┌──

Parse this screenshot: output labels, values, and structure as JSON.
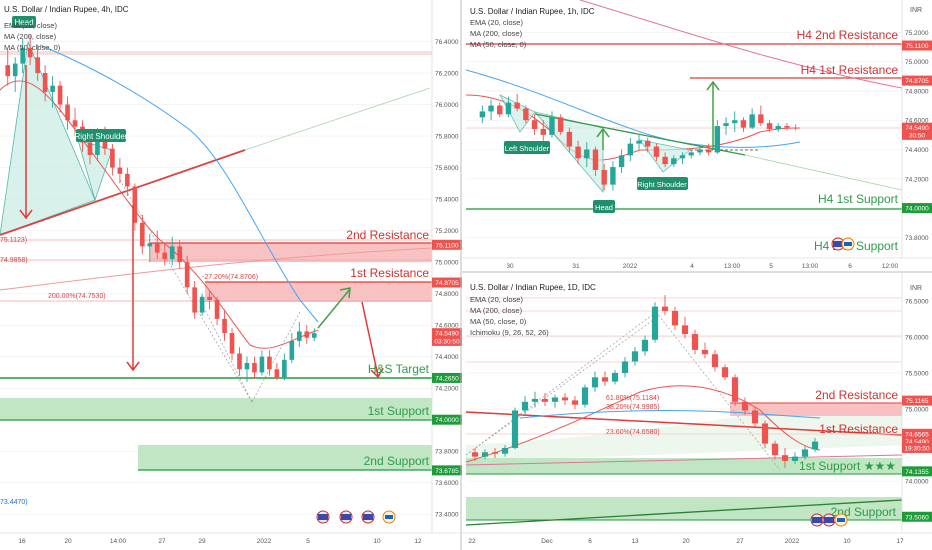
{
  "colors": {
    "bull": "#26a69a",
    "bear": "#ef5350",
    "support_zone": "#b9e3bd",
    "support_line": "#1f9c3a",
    "support_text": "#2e9c4a",
    "resistance_zone": "#f7b7b7",
    "resistance_line": "#e53935",
    "resistance_text": "#d32f2f",
    "ema20": "#ef5350",
    "ma200": "#42a5f5",
    "ma50": "#e57373",
    "badge": "#1f8f6e",
    "price_badge": "#ef5350",
    "grid": "#eeeeee"
  },
  "chart_data": [
    {
      "id": "h4",
      "type": "candlestick",
      "title": "U.S. Dollar / Indian Rupee, 4h, IDC",
      "indicators": [
        "EMA (20, close)",
        "MA (200, close)",
        "MA (50, close, 0)"
      ],
      "y_ticks": [
        "76.4000",
        "76.2000",
        "76.0000",
        "75.8000",
        "75.6000",
        "75.4000",
        "75.2000",
        "75.0000",
        "74.8000",
        "74.6000",
        "74.4000",
        "74.2000",
        "74.0000",
        "73.8000",
        "73.6000",
        "73.4000"
      ],
      "ylim": [
        73.3,
        76.6
      ],
      "x_ticks": [
        "16",
        "20",
        "14:00",
        "27",
        "29",
        "2022",
        "5",
        "10",
        "12"
      ],
      "price_labels": [
        {
          "text": "75.1100",
          "price": 75.11,
          "style": "red"
        },
        {
          "text": "74.8705",
          "price": 74.8705,
          "style": "red"
        },
        {
          "text": "74.5490",
          "price": 74.549,
          "style": "red"
        },
        {
          "text": "03:30:50",
          "price": 74.5,
          "style": "red"
        },
        {
          "text": "74.2650",
          "price": 74.265,
          "style": "green"
        },
        {
          "text": "74.0000",
          "price": 74.0,
          "style": "green"
        },
        {
          "text": "73.6785",
          "price": 73.6785,
          "style": "green"
        }
      ],
      "fib_labels": [
        {
          "text": "75.1123)",
          "price": 75.1123
        },
        {
          "text": "74.9858)",
          "price": 74.9858
        },
        {
          "text": "-27.20%(74.8706)",
          "price": 74.8706
        },
        {
          "text": "200.00%(74.7530)",
          "price": 74.753
        },
        {
          "text": "73.4470)",
          "price": 73.447
        }
      ],
      "annotations": [
        "Head",
        "Right Shoulder",
        "2nd Resistance",
        "1st Resistance",
        "H&S Target",
        "1st Support",
        "2nd Support"
      ],
      "zones": [
        {
          "type": "resistance",
          "label": "2nd Resistance",
          "from": 74.98,
          "to": 75.11
        },
        {
          "type": "resistance",
          "label": "1st Resistance",
          "from": 74.75,
          "to": 74.87
        },
        {
          "type": "support",
          "label": "1st Support",
          "from": 74.0,
          "to": 74.12
        },
        {
          "type": "support",
          "label": "2nd Support",
          "from": 73.68,
          "to": 73.82
        }
      ],
      "target_line": {
        "label": "H&S Target",
        "price": 74.265
      },
      "candles": [
        {
          "o": 76.25,
          "h": 76.35,
          "l": 76.12,
          "c": 76.18
        },
        {
          "o": 76.18,
          "h": 76.3,
          "l": 76.08,
          "c": 76.26
        },
        {
          "o": 76.26,
          "h": 76.42,
          "l": 76.2,
          "c": 76.36
        },
        {
          "o": 76.36,
          "h": 76.44,
          "l": 76.25,
          "c": 76.3
        },
        {
          "o": 76.3,
          "h": 76.38,
          "l": 76.15,
          "c": 76.2
        },
        {
          "o": 76.2,
          "h": 76.25,
          "l": 76.02,
          "c": 76.08
        },
        {
          "o": 76.08,
          "h": 76.18,
          "l": 75.98,
          "c": 76.12
        },
        {
          "o": 76.12,
          "h": 76.15,
          "l": 75.95,
          "c": 76.0
        },
        {
          "o": 76.0,
          "h": 76.05,
          "l": 75.84,
          "c": 75.9
        },
        {
          "o": 75.9,
          "h": 75.98,
          "l": 75.8,
          "c": 75.86
        },
        {
          "o": 75.86,
          "h": 75.9,
          "l": 75.7,
          "c": 75.76
        },
        {
          "o": 75.76,
          "h": 75.8,
          "l": 75.62,
          "c": 75.68
        },
        {
          "o": 75.68,
          "h": 75.85,
          "l": 75.64,
          "c": 75.8
        },
        {
          "o": 75.8,
          "h": 75.86,
          "l": 75.68,
          "c": 75.72
        },
        {
          "o": 75.72,
          "h": 75.75,
          "l": 75.55,
          "c": 75.6
        },
        {
          "o": 75.6,
          "h": 75.66,
          "l": 75.5,
          "c": 75.56
        },
        {
          "o": 75.56,
          "h": 75.6,
          "l": 75.42,
          "c": 75.48
        },
        {
          "o": 75.48,
          "h": 75.5,
          "l": 75.2,
          "c": 75.25
        },
        {
          "o": 75.25,
          "h": 75.3,
          "l": 75.05,
          "c": 75.1
        },
        {
          "o": 75.1,
          "h": 75.18,
          "l": 75.0,
          "c": 75.12
        },
        {
          "o": 75.12,
          "h": 75.2,
          "l": 75.02,
          "c": 75.06
        },
        {
          "o": 75.06,
          "h": 75.12,
          "l": 74.98,
          "c": 75.02
        },
        {
          "o": 75.02,
          "h": 75.16,
          "l": 74.98,
          "c": 75.1
        },
        {
          "o": 75.1,
          "h": 75.14,
          "l": 74.96,
          "c": 75.0
        },
        {
          "o": 75.0,
          "h": 75.04,
          "l": 74.8,
          "c": 74.84
        },
        {
          "o": 74.84,
          "h": 74.88,
          "l": 74.64,
          "c": 74.68
        },
        {
          "o": 74.68,
          "h": 74.8,
          "l": 74.66,
          "c": 74.78
        },
        {
          "o": 74.78,
          "h": 74.82,
          "l": 74.7,
          "c": 74.76
        },
        {
          "o": 74.76,
          "h": 74.78,
          "l": 74.6,
          "c": 74.64
        },
        {
          "o": 74.64,
          "h": 74.7,
          "l": 74.5,
          "c": 74.55
        },
        {
          "o": 74.55,
          "h": 74.58,
          "l": 74.38,
          "c": 74.42
        },
        {
          "o": 74.42,
          "h": 74.46,
          "l": 74.28,
          "c": 74.32
        },
        {
          "o": 74.32,
          "h": 74.4,
          "l": 74.24,
          "c": 74.36
        },
        {
          "o": 74.36,
          "h": 74.4,
          "l": 74.26,
          "c": 74.3
        },
        {
          "o": 74.3,
          "h": 74.44,
          "l": 74.28,
          "c": 74.4
        },
        {
          "o": 74.4,
          "h": 74.44,
          "l": 74.28,
          "c": 74.32
        },
        {
          "o": 74.32,
          "h": 74.36,
          "l": 74.25,
          "c": 74.27
        },
        {
          "o": 74.27,
          "h": 74.42,
          "l": 74.25,
          "c": 74.38
        },
        {
          "o": 74.38,
          "h": 74.55,
          "l": 74.36,
          "c": 74.5
        },
        {
          "o": 74.5,
          "h": 74.62,
          "l": 74.46,
          "c": 74.56
        },
        {
          "o": 74.56,
          "h": 74.6,
          "l": 74.48,
          "c": 74.52
        },
        {
          "o": 74.52,
          "h": 74.58,
          "l": 74.5,
          "c": 74.549
        }
      ]
    },
    {
      "id": "h1",
      "type": "candlestick",
      "title": "U.S. Dollar / Indian Rupee, 1h, IDC",
      "indicators": [
        "EMA (20, close)",
        "MA (200, close)",
        "MA (50, close, 0)"
      ],
      "y_ticks": [
        "75.2000",
        "75.0000",
        "74.8000",
        "74.6000",
        "74.4000",
        "74.2000",
        "74.0000",
        "73.8000"
      ],
      "ylim": [
        73.7,
        75.38
      ],
      "x_ticks": [
        "30",
        "31",
        "2022",
        "4",
        "13:00",
        "5",
        "13:00",
        "6",
        "12:00"
      ],
      "price_labels": [
        {
          "text": "75.1100",
          "price": 75.11,
          "style": "red"
        },
        {
          "text": "74.8705",
          "price": 74.8705,
          "style": "red"
        },
        {
          "text": "74.5490",
          "price": 74.549,
          "style": "red"
        },
        {
          "text": "30:50",
          "price": 74.5,
          "style": "red"
        },
        {
          "text": "74.0000",
          "price": 74.0,
          "style": "green"
        }
      ],
      "annotations": [
        "H4 2nd Resistance",
        "H4 1st Resistance",
        "H4 1st Support",
        "Left Shoulder",
        "Head",
        "Right Shoulder",
        "H4 2nd Support"
      ],
      "candles": [
        {
          "o": 74.62,
          "h": 74.7,
          "l": 74.58,
          "c": 74.66
        },
        {
          "o": 74.66,
          "h": 74.74,
          "l": 74.6,
          "c": 74.7
        },
        {
          "o": 74.7,
          "h": 74.72,
          "l": 74.62,
          "c": 74.64
        },
        {
          "o": 74.64,
          "h": 74.76,
          "l": 74.62,
          "c": 74.72
        },
        {
          "o": 74.72,
          "h": 74.78,
          "l": 74.66,
          "c": 74.68
        },
        {
          "o": 74.68,
          "h": 74.7,
          "l": 74.58,
          "c": 74.6
        },
        {
          "o": 74.6,
          "h": 74.64,
          "l": 74.5,
          "c": 74.54
        },
        {
          "o": 74.54,
          "h": 74.6,
          "l": 74.46,
          "c": 74.5
        },
        {
          "o": 74.5,
          "h": 74.66,
          "l": 74.48,
          "c": 74.62
        },
        {
          "o": 74.62,
          "h": 74.64,
          "l": 74.5,
          "c": 74.52
        },
        {
          "o": 74.52,
          "h": 74.55,
          "l": 74.38,
          "c": 74.42
        },
        {
          "o": 74.42,
          "h": 74.46,
          "l": 74.3,
          "c": 74.34
        },
        {
          "o": 74.34,
          "h": 74.45,
          "l": 74.28,
          "c": 74.4
        },
        {
          "o": 74.4,
          "h": 74.42,
          "l": 74.22,
          "c": 74.26
        },
        {
          "o": 74.26,
          "h": 74.3,
          "l": 74.12,
          "c": 74.16
        },
        {
          "o": 74.16,
          "h": 74.32,
          "l": 74.12,
          "c": 74.28
        },
        {
          "o": 74.28,
          "h": 74.4,
          "l": 74.24,
          "c": 74.36
        },
        {
          "o": 74.36,
          "h": 74.48,
          "l": 74.32,
          "c": 74.44
        },
        {
          "o": 74.44,
          "h": 74.5,
          "l": 74.4,
          "c": 74.46
        },
        {
          "o": 74.46,
          "h": 74.48,
          "l": 74.38,
          "c": 74.42
        },
        {
          "o": 74.42,
          "h": 74.44,
          "l": 74.32,
          "c": 74.35
        },
        {
          "o": 74.35,
          "h": 74.38,
          "l": 74.28,
          "c": 74.3
        },
        {
          "o": 74.3,
          "h": 74.36,
          "l": 74.28,
          "c": 74.34
        },
        {
          "o": 74.34,
          "h": 74.38,
          "l": 74.3,
          "c": 74.36
        },
        {
          "o": 74.36,
          "h": 74.4,
          "l": 74.34,
          "c": 74.38
        },
        {
          "o": 74.38,
          "h": 74.42,
          "l": 74.36,
          "c": 74.4
        },
        {
          "o": 74.4,
          "h": 74.44,
          "l": 74.36,
          "c": 74.38
        },
        {
          "o": 74.38,
          "h": 74.6,
          "l": 74.37,
          "c": 74.56
        },
        {
          "o": 74.56,
          "h": 74.62,
          "l": 74.5,
          "c": 74.58
        },
        {
          "o": 74.58,
          "h": 74.66,
          "l": 74.52,
          "c": 74.6
        },
        {
          "o": 74.6,
          "h": 74.62,
          "l": 74.52,
          "c": 74.55
        },
        {
          "o": 74.55,
          "h": 74.68,
          "l": 74.54,
          "c": 74.64
        },
        {
          "o": 74.64,
          "h": 74.7,
          "l": 74.56,
          "c": 74.58
        },
        {
          "o": 74.58,
          "h": 74.6,
          "l": 74.52,
          "c": 74.54
        },
        {
          "o": 74.54,
          "h": 74.58,
          "l": 74.52,
          "c": 74.56
        },
        {
          "o": 74.56,
          "h": 74.58,
          "l": 74.53,
          "c": 74.55
        },
        {
          "o": 74.55,
          "h": 74.57,
          "l": 74.53,
          "c": 74.549
        }
      ]
    },
    {
      "id": "d1",
      "type": "candlestick",
      "title": "U.S. Dollar / Indian Rupee, 1D, IDC",
      "indicators": [
        "EMA (20, close)",
        "MA (200, close)",
        "MA (50, close, 0)",
        "Ichimoku (9, 26, 52, 26)"
      ],
      "y_ticks": [
        "76.5000",
        "76.0000",
        "75.5000",
        "75.0000",
        "74.5000",
        "74.0000",
        "73.5000"
      ],
      "ylim": [
        73.35,
        76.72
      ],
      "x_ticks": [
        "22",
        "Dec",
        "6",
        "13",
        "20",
        "27",
        "2022",
        "10",
        "17"
      ],
      "price_labels": [
        {
          "text": "75.1165",
          "price": 75.1165,
          "style": "red"
        },
        {
          "text": "74.6565",
          "price": 74.6565,
          "style": "red"
        },
        {
          "text": "74.5490",
          "price": 74.549,
          "style": "red"
        },
        {
          "text": "19:30:50",
          "price": 74.46,
          "style": "red"
        },
        {
          "text": "74.1355",
          "price": 74.1355,
          "style": "green"
        },
        {
          "text": "73.5060",
          "price": 73.506,
          "style": "green"
        }
      ],
      "fib_labels": [
        {
          "text": "61.80%(75.1184)",
          "price": 75.1184
        },
        {
          "text": "38.20%(74.9985)",
          "price": 74.9985
        },
        {
          "text": "23.60%(74.6580)",
          "price": 74.658
        }
      ],
      "annotations": [
        "2nd Resistance",
        "1st Resistance",
        "1st Support ★★★",
        "2nd Support"
      ],
      "zones": [
        {
          "type": "resistance",
          "label": "2nd Resistance",
          "from": 74.98,
          "to": 75.12
        },
        {
          "type": "support",
          "label": "1st Support ★★★",
          "from": 74.13,
          "to": 74.38
        },
        {
          "type": "support",
          "label": "2nd Support",
          "from": 73.5,
          "to": 73.74
        }
      ],
      "candles": [
        {
          "o": 74.4,
          "h": 74.46,
          "l": 74.28,
          "c": 74.34
        },
        {
          "o": 74.34,
          "h": 74.44,
          "l": 74.3,
          "c": 74.4
        },
        {
          "o": 74.4,
          "h": 74.46,
          "l": 74.32,
          "c": 74.38
        },
        {
          "o": 74.38,
          "h": 74.5,
          "l": 74.34,
          "c": 74.46
        },
        {
          "o": 74.46,
          "h": 75.02,
          "l": 74.44,
          "c": 74.98
        },
        {
          "o": 74.98,
          "h": 75.18,
          "l": 74.92,
          "c": 75.1
        },
        {
          "o": 75.1,
          "h": 75.24,
          "l": 75.02,
          "c": 75.14
        },
        {
          "o": 75.14,
          "h": 75.22,
          "l": 75.04,
          "c": 75.1
        },
        {
          "o": 75.1,
          "h": 75.2,
          "l": 75.02,
          "c": 75.16
        },
        {
          "o": 75.16,
          "h": 75.22,
          "l": 75.06,
          "c": 75.12
        },
        {
          "o": 75.12,
          "h": 75.18,
          "l": 75.0,
          "c": 75.06
        },
        {
          "o": 75.06,
          "h": 75.34,
          "l": 75.02,
          "c": 75.3
        },
        {
          "o": 75.3,
          "h": 75.52,
          "l": 75.24,
          "c": 75.44
        },
        {
          "o": 75.44,
          "h": 75.52,
          "l": 75.32,
          "c": 75.38
        },
        {
          "o": 75.38,
          "h": 75.54,
          "l": 75.34,
          "c": 75.5
        },
        {
          "o": 75.5,
          "h": 75.72,
          "l": 75.44,
          "c": 75.66
        },
        {
          "o": 75.66,
          "h": 75.86,
          "l": 75.6,
          "c": 75.8
        },
        {
          "o": 75.8,
          "h": 76.02,
          "l": 75.74,
          "c": 75.96
        },
        {
          "o": 75.96,
          "h": 76.48,
          "l": 75.92,
          "c": 76.42
        },
        {
          "o": 76.42,
          "h": 76.58,
          "l": 76.3,
          "c": 76.36
        },
        {
          "o": 76.36,
          "h": 76.42,
          "l": 76.1,
          "c": 76.16
        },
        {
          "o": 76.16,
          "h": 76.28,
          "l": 75.98,
          "c": 76.04
        },
        {
          "o": 76.04,
          "h": 76.1,
          "l": 75.76,
          "c": 75.82
        },
        {
          "o": 75.82,
          "h": 75.92,
          "l": 75.7,
          "c": 75.76
        },
        {
          "o": 75.76,
          "h": 75.82,
          "l": 75.52,
          "c": 75.58
        },
        {
          "o": 75.58,
          "h": 75.62,
          "l": 75.4,
          "c": 75.44
        },
        {
          "o": 75.44,
          "h": 75.48,
          "l": 75.04,
          "c": 75.1
        },
        {
          "o": 75.1,
          "h": 75.16,
          "l": 74.92,
          "c": 74.98
        },
        {
          "o": 74.98,
          "h": 75.02,
          "l": 74.76,
          "c": 74.8
        },
        {
          "o": 74.8,
          "h": 74.84,
          "l": 74.46,
          "c": 74.52
        },
        {
          "o": 74.52,
          "h": 74.56,
          "l": 74.3,
          "c": 74.36
        },
        {
          "o": 74.36,
          "h": 74.46,
          "l": 74.18,
          "c": 74.28
        },
        {
          "o": 74.28,
          "h": 74.4,
          "l": 74.24,
          "c": 74.34
        },
        {
          "o": 74.34,
          "h": 74.48,
          "l": 74.3,
          "c": 74.44
        },
        {
          "o": 74.44,
          "h": 74.6,
          "l": 74.4,
          "c": 74.549
        }
      ]
    }
  ]
}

└──

• _TASK OBJECTIVE_:
Above are some records. Report the number of their lines that include "from", and add nothing else.

• _WRITTEN SOLUTION_:
7